### YOUR TASKS
(a) Answer these from the conference announcement:
(i) At what times does the event begin and end?
(ii) Who organized the conference?
(iii) Whose contribution made the conference possible?
(b) Can you reproduce the stretch of the conference announcement from "New York Universitys" through "please click here." word for word?

### SOURCE PASSAGE
________________________

New York Universitys Center for European and Mediterranean Studies will host The Boundaries of Europe: Religious Identities, State-Church-Party Relations, and the European Project on Friday, April 3, 9:15 a.m. to 6 p.m. (285 Mercer Street [between Waverly Place and Washington Place], 7th Floor Conference Room). The event is free and open to the public. For more information, call 212.998.3838. Subway: R, W (8th Street); 6 (Astor Place).
Reporters interested in attending the event MUST RSVP to James Devitt, NYUs Office of Public Affairs, at 212.998.6808 or firstname.lastname@example.org. For a pdf of the complete conference schedule, please click here.
Organized by NYU Professor Michael Minkenberg, the conference addresses the question of how cultural and religious identities have informed the shaping of boundaries in European integration. It will give particular attention to the interaction and interrelations between players and ideas in this process: religious-confessional traditions as they inform the European idea and project as well as their contributions to boundary drawing; key actors, such as the national governments, the major parties, and the churches; and the various nation states, old and new members of the European Union as well as their cultural-religious alliances and conflicts, such as in the drafting of the preamble for the European Constitution or the issue of Turkish EU membership. Among the conference participants are: Jeff Haynes, London Metropolitan University; Matthias König, University of Goettingen; John Madeley, the London School of Economics; Parvati Nair, the University of London; and Minkenberg, the Max Weber Chair for German and European Studies.
Presentations include: Are There Civilizational Constraints on Turkey Joining the European Union?; Islamigration or the Other Within: Testing the Limits of European Democracy and Tolerance; Christian Churches and the European Project - Cross-Country Comparisons; and European Identity and Religions: Alterity or Plurality?
This conference is made possible through a contribution from the German Academic Exchange Service (DAAD).

________________________

### GIVEN ENTRIES
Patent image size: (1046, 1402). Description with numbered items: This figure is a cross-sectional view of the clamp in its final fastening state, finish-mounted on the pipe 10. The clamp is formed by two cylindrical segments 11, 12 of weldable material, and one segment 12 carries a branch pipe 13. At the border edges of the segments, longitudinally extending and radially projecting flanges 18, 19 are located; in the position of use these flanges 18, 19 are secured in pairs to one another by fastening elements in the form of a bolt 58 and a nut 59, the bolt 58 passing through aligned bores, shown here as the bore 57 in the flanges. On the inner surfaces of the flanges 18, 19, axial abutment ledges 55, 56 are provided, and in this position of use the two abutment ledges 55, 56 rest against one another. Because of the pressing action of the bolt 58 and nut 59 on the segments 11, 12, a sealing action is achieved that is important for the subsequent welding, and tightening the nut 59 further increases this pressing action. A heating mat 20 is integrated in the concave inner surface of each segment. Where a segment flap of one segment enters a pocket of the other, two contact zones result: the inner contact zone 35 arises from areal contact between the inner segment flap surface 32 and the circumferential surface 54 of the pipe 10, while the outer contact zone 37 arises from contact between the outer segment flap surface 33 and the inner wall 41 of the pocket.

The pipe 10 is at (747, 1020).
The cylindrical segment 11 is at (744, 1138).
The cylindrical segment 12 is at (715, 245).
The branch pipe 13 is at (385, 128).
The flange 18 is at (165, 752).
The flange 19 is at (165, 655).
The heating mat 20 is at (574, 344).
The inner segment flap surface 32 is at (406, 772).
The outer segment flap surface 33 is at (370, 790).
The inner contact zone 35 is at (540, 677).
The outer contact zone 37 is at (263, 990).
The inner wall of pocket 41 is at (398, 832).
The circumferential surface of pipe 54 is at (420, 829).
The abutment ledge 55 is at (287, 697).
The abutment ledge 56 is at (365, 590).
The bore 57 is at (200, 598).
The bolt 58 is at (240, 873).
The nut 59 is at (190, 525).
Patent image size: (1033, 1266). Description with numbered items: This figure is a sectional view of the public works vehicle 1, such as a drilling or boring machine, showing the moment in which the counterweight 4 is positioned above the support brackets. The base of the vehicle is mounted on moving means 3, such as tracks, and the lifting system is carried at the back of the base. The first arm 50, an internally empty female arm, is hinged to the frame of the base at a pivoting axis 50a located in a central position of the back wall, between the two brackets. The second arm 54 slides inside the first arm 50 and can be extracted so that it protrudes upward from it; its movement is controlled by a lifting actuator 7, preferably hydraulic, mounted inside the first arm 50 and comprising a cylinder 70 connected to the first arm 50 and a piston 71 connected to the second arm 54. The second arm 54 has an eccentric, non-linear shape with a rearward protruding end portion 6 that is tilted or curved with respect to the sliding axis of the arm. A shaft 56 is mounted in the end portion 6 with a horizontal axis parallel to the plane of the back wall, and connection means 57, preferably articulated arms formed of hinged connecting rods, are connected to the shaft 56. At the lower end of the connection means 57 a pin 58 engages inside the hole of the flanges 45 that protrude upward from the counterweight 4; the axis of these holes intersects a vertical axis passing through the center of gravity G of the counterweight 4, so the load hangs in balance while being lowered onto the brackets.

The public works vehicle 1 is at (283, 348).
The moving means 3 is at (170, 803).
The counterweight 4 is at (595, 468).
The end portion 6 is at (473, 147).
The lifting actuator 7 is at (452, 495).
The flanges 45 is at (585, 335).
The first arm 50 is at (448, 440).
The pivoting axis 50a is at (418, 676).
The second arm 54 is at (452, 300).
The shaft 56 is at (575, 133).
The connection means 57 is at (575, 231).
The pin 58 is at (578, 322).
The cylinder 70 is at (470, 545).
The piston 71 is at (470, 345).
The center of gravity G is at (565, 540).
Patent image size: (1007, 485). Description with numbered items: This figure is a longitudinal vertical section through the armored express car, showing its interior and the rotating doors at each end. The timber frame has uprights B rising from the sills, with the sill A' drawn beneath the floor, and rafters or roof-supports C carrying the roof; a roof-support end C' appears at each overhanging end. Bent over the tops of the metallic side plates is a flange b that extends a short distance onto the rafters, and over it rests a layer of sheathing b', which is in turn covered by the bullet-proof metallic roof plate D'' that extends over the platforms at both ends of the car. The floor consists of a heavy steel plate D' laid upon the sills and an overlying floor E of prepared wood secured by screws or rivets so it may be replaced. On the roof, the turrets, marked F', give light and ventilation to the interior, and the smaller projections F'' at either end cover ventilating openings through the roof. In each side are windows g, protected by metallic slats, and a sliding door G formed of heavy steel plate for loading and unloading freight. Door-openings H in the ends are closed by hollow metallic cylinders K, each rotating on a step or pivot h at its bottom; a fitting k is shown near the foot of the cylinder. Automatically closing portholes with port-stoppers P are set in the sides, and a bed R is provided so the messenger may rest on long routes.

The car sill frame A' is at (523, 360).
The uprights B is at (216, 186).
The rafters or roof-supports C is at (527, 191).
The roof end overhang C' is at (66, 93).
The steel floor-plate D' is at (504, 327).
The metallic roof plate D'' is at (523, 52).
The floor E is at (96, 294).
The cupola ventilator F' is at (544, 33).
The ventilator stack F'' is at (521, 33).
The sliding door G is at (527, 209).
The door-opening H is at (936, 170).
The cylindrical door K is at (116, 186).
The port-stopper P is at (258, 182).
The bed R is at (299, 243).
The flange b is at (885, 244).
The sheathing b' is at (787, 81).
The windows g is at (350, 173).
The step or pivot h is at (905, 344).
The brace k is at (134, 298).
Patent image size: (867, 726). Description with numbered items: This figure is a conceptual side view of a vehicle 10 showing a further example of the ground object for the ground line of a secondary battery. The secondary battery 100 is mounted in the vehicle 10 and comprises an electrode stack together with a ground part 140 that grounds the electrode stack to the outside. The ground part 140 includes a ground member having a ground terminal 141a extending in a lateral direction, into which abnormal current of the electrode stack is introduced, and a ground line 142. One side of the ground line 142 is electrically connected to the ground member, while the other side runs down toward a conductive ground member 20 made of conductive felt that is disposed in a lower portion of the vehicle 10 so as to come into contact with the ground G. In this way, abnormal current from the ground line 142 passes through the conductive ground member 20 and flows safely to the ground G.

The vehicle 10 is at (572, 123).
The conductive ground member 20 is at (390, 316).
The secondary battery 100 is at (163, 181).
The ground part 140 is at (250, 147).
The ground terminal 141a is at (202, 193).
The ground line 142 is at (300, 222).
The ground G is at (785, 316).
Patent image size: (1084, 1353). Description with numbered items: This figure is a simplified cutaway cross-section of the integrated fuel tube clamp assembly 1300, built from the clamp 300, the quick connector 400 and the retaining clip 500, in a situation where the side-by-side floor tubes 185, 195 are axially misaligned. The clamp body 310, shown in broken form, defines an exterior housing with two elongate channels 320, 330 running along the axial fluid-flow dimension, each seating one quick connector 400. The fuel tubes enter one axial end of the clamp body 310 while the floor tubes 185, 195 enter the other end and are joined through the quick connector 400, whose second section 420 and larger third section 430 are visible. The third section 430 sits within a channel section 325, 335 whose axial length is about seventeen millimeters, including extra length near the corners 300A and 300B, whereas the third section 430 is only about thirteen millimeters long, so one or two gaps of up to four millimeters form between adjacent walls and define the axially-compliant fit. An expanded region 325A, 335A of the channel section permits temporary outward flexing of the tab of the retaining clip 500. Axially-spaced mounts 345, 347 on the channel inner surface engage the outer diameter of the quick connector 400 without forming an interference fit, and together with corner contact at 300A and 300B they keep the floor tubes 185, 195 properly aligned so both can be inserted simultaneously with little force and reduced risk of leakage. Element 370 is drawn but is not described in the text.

________________________

### RESULTS BY TASK
(a)
(i) 9:15 a.m. to 6 p.m.
(ii) NYU Professor Michael Minkenberg
(iii) The German Academic Exchange Service (DAAD)

(b)
New York Universitys Center for European and Mediterranean Studies will host The Boundaries of Europe: Religious Identities, State-Church-Party Relations, and the European Project on Friday, April 3, 9:15 a.m. to 6 p.m. (285 Mercer Street [between Waverly Place and Washington Place], 7th Floor Conference Room). The event is free and open to the public. For more information, call 212.998.3838. Subway: R, W (8th Street); 6 (Astor Place).
Reporters interested in attending the event MUST RSVP to James Devitt, NYUs Office of Public Affairs, at 212.998.6808 or firstname.lastname@example.org. For a pdf of the complete conference schedule, please click here.